Start of RECORDS PROVIDED

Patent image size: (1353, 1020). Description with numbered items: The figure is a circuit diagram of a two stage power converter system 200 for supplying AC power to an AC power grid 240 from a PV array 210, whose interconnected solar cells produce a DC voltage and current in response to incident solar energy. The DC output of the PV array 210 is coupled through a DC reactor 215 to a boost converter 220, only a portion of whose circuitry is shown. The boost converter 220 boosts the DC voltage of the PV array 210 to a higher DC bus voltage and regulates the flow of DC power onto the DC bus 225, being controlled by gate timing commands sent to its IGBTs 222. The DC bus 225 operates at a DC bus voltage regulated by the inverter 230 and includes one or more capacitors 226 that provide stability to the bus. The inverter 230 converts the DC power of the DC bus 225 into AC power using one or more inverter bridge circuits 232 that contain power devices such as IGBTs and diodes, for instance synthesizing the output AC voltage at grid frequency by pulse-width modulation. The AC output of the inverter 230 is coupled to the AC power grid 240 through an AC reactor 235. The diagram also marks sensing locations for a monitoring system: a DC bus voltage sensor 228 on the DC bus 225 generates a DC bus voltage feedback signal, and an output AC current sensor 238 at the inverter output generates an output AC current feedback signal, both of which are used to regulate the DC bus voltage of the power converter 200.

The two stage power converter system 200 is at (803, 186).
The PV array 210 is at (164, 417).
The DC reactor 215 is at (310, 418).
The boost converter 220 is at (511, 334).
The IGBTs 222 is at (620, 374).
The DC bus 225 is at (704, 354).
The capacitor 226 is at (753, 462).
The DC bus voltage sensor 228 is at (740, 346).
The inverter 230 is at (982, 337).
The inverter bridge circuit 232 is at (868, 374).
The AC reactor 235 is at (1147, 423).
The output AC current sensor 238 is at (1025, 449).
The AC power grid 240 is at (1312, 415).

End of RECORDS PROVIDED

* [AIM OF THE TASK]
Reprint every entry exactly.

* [RESULT OF THIS EXERCISE]
Patent image size: (1353, 1020). Description with numbered items: The figure is a circuit diagram of a two stage power converter system 200 for supplying AC power to an AC power grid 240 from a PV array 210, whose interconnected solar cells produce a DC voltage and current in response to incident solar energy. The DC output of the PV array 210 is coupled through a DC reactor 215 to a boost converter 220, only a portion of whose circuitry is shown. The boost converter 220 boosts the DC voltage of the PV array 210 to a higher DC bus voltage and regulates the flow of DC power onto the DC bus 225, being controlled by gate timing commands sent to its IGBTs 222. The DC bus 225 operates at a DC bus voltage regulated by the inverter 230 and includes one or more capacitors 226 that provide stability to the bus. The inverter 230 converts the DC power of the DC bus 225 into AC power using one or more inverter bridge circuits 232 that contain power devices such as IGBTs and diodes, for instance synthesizing the output AC voltage at grid frequency by pulse-width modulation. The AC output of the inverter 230 is coupled to the AC power grid 240 through an AC reactor 235. The diagram also marks sensing locations for a monitoring system: a DC bus voltage sensor 228 on the DC bus 225 generates a DC bus voltage feedback signal, and an output AC current sensor 238 at the inverter output generates an output AC current feedback signal, both of which are used to regulate the DC bus voltage of the power converter 200.

The two stage power converter system 200 is at (803, 186).
The PV array 210 is at (164, 417).
The DC reactor 215 is at (310, 418).
The boost converter 220 is at (511, 334).
The IGBTs 222 is at (620, 374).
The DC bus 225 is at (704, 354).
The capacitor 226 is at (753, 462).
The DC bus voltage sensor 228 is at (740, 346).
The inverter 230 is at (982, 337).
The inverter bridge circuit 232 is at (868, 374).
The AC reactor 235 is at (1147, 423).
The output AC current sensor 238 is at (1025, 449).
The AC power grid 240 is at (1312, 415).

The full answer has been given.